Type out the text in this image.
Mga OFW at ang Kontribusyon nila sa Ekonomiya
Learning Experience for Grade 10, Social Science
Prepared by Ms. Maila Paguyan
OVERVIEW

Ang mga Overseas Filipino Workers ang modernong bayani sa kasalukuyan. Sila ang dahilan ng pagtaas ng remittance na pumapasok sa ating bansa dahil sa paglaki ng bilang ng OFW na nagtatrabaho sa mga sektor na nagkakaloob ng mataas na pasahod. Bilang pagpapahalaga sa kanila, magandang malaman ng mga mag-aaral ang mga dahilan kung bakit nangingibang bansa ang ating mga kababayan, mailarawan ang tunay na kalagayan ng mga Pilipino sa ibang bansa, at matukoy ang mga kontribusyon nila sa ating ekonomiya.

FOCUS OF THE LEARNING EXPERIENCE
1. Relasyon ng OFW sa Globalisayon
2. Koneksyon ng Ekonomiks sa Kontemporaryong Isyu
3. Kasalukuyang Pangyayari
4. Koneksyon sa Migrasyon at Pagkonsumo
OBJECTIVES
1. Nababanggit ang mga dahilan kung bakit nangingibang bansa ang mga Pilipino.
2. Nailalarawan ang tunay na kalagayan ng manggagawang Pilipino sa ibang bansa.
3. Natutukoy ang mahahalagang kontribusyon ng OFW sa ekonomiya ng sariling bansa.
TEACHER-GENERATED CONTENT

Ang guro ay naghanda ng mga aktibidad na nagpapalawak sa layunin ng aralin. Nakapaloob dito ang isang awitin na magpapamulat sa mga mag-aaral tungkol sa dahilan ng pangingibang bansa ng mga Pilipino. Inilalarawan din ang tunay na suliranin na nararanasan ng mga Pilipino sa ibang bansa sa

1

> [PROBLEM DETAILS]
Make an exact copy of every line in the data.

> [REPLY]
Type out the text in this image.
Mga OFW at ang Kontribusyon nila sa Ekonomiya
Learning Experience for Grade 10, Social Science
Prepared by Ms. Maila Paguyan
OVERVIEW

Ang mga Overseas Filipino Workers ang modernong bayani sa kasalukuyan. Sila ang dahilan ng pagtaas ng remittance na pumapasok sa ating bansa dahil sa paglaki ng bilang ng OFW na nagtatrabaho sa mga sektor na nagkakaloob ng mataas na pasahod. Bilang pagpapahalaga sa kanila, magandang malaman ng mga mag-aaral ang mga dahilan kung bakit nangingibang bansa ang ating mga kababayan, mailarawan ang tunay na kalagayan ng mga Pilipino sa ibang bansa, at matukoy ang mga kontribusyon nila sa ating ekonomiya.

FOCUS OF THE LEARNING EXPERIENCE
1. Relasyon ng OFW sa Globalisayon
2. Koneksyon ng Ekonomiks sa Kontemporaryong Isyu
3. Kasalukuyang Pangyayari
4. Koneksyon sa Migrasyon at Pagkonsumo
OBJECTIVES
1. Nababanggit ang mga dahilan kung bakit nangingibang bansa ang mga Pilipino.
2. Nailalarawan ang tunay na kalagayan ng manggagawang Pilipino sa ibang bansa.
3. Natutukoy ang mahahalagang kontribusyon ng OFW sa ekonomiya ng sariling bansa.
TEACHER-GENERATED CONTENT

Ang guro ay naghanda ng mga aktibidad na nagpapalawak sa layunin ng aralin. Nakapaloob dito ang isang awitin na magpapamulat sa mga mag-aaral tungkol sa dahilan ng pangingibang bansa ng mga Pilipino. Inilalarawan din ang tunay na suliranin na nararanasan ng mga Pilipino sa ibang bansa sa

1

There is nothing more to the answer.